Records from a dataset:
* * * *
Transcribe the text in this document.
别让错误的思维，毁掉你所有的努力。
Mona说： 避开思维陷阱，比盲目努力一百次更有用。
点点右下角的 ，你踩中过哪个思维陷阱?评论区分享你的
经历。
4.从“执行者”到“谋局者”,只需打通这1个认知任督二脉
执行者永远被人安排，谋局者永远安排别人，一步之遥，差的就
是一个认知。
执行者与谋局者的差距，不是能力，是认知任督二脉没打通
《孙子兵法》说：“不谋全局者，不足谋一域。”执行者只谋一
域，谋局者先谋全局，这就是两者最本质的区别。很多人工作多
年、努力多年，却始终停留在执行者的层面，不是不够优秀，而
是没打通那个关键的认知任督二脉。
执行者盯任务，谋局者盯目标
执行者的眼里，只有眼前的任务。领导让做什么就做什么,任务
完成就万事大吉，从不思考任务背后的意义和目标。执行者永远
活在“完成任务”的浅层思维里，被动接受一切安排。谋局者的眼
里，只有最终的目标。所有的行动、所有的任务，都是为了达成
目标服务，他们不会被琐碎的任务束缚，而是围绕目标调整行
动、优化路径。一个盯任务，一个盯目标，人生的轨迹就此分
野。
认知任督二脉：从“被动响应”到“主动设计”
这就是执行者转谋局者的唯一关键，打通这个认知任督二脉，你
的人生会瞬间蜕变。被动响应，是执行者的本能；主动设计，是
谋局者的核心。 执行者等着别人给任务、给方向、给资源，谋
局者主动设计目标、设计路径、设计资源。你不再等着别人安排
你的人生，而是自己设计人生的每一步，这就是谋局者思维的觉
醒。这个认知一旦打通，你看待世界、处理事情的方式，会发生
* * * *
*EXERCISE*
Set down all of the data above, word for word.

*TASK OUTPUT*
Transcribe the text in this document.
别让错误的思维，毁掉你所有的努力。
Mona说： 避开思维陷阱，比盲目努力一百次更有用。
点点右下角的 ，你踩中过哪个思维陷阱?评论区分享你的
经历。
4.从“执行者”到“谋局者”,只需打通这1个认知任督二脉
执行者永远被人安排，谋局者永远安排别人，一步之遥，差的就
是一个认知。
执行者与谋局者的差距，不是能力，是认知任督二脉没打通
《孙子兵法》说：“不谋全局者，不足谋一域。”执行者只谋一
域，谋局者先谋全局，这就是两者最本质的区别。很多人工作多
年、努力多年，却始终停留在执行者的层面，不是不够优秀，而
是没打通那个关键的认知任督二脉。
执行者盯任务，谋局者盯目标
执行者的眼里，只有眼前的任务。领导让做什么就做什么,任务
完成就万事大吉，从不思考任务背后的意义和目标。执行者永远
活在“完成任务”的浅层思维里，被动接受一切安排。谋局者的眼
里，只有最终的目标。所有的行动、所有的任务，都是为了达成
目标服务，他们不会被琐碎的任务束缚，而是围绕目标调整行
动、优化路径。一个盯任务，一个盯目标，人生的轨迹就此分
野。
认知任督二脉：从“被动响应”到“主动设计”
这就是执行者转谋局者的唯一关键，打通这个认知任督二脉，你
的人生会瞬间蜕变。被动响应，是执行者的本能；主动设计，是
谋局者的核心。 执行者等着别人给任务、给方向、给资源，谋
局者主动设计目标、设计路径、设计资源。你不再等着别人安排
你的人生，而是自己设计人生的每一步，这就是谋局者思维的觉
醒。这个认知一旦打通，你看待世界、处理事情的方式，会发生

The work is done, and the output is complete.